| What the task asks |
Search the material below for the word "Total" and copy every line in which it occurs.

[Dataset items]
────

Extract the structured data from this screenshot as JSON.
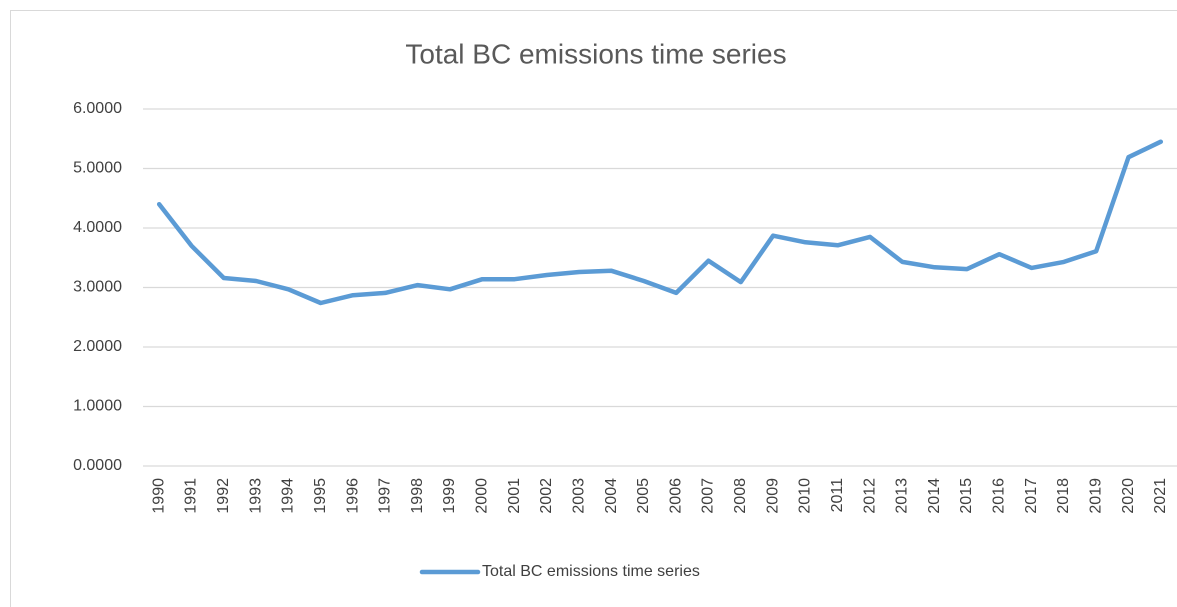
{
  "chart_data": {
    "type": "line",
    "title": "Total BC emissions time series",
    "categories": [
      "1990",
      "1991",
      "1992",
      "1993",
      "1994",
      "1995",
      "1996",
      "1997",
      "1998",
      "1999",
      "2000",
      "2001",
      "2002",
      "2003",
      "2004",
      "2005",
      "2006",
      "2007",
      "2008",
      "2009",
      "2010",
      "2011",
      "2012",
      "2013",
      "2014",
      "2015",
      "2016",
      "2017",
      "2018",
      "2019",
      "2020",
      "2021"
    ],
    "series": [
      {
        "name": "Total BC emissions time series",
        "color": "#5b9bd5",
        "values": [
          4.4,
          3.7,
          3.16,
          3.11,
          2.97,
          2.74,
          2.87,
          2.91,
          3.04,
          2.97,
          3.14,
          3.14,
          3.21,
          3.26,
          3.28,
          3.11,
          2.91,
          3.45,
          3.09,
          3.87,
          3.76,
          3.71,
          3.85,
          3.43,
          3.34,
          3.31,
          3.56,
          3.33,
          3.43,
          3.61,
          5.19,
          5.45
        ]
      }
    ],
    "ylim": [
      0,
      6
    ],
    "yticks": [
      {
        "value": 0,
        "label": "0.0000"
      },
      {
        "value": 1,
        "label": "1.0000"
      },
      {
        "value": 2,
        "label": "2.0000"
      },
      {
        "value": 3,
        "label": "3.0000"
      },
      {
        "value": 4,
        "label": "4.0000"
      },
      {
        "value": 5,
        "label": "5.0000"
      },
      {
        "value": 6,
        "label": "6.0000"
      }
    ],
    "grid": true,
    "legend": "bottom"
  }
}
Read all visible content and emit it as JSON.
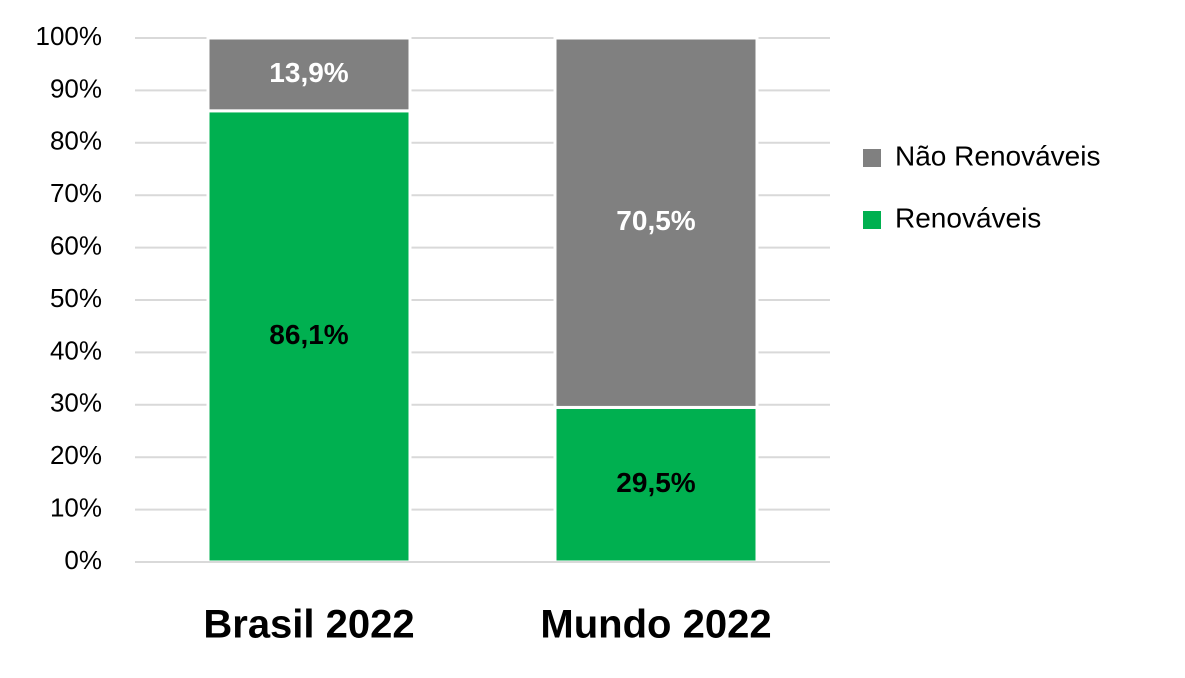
{
  "chart_data": {
    "type": "stacked_bar",
    "categories": [
      "Brasil 2022",
      "Mundo 2022"
    ],
    "series": [
      {
        "name": "Renováveis",
        "color": "#00b050",
        "label_color": "#000000",
        "values": [
          86.1,
          29.5
        ],
        "value_labels": [
          "86,1%",
          "29,5%"
        ]
      },
      {
        "name": "Não Renováveis",
        "color": "#808080",
        "label_color": "#ffffff",
        "values": [
          13.9,
          70.5
        ],
        "value_labels": [
          "13,9%",
          "70,5%"
        ]
      }
    ],
    "ylim": [
      0,
      100
    ],
    "yticks": [
      {
        "value": 0,
        "label": "0%"
      },
      {
        "value": 10,
        "label": "10%"
      },
      {
        "value": 20,
        "label": "20%"
      },
      {
        "value": 30,
        "label": "30%"
      },
      {
        "value": 40,
        "label": "40%"
      },
      {
        "value": 50,
        "label": "50%"
      },
      {
        "value": 60,
        "label": "60%"
      },
      {
        "value": 70,
        "label": "70%"
      },
      {
        "value": 80,
        "label": "80%"
      },
      {
        "value": 90,
        "label": "90%"
      },
      {
        "value": 100,
        "label": "100%"
      }
    ],
    "grid": true,
    "legend": "right"
  }
}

────

| Answer to this problem |
    "title": "Total BC emissions time series",
        "name": "Total BC emissions time series",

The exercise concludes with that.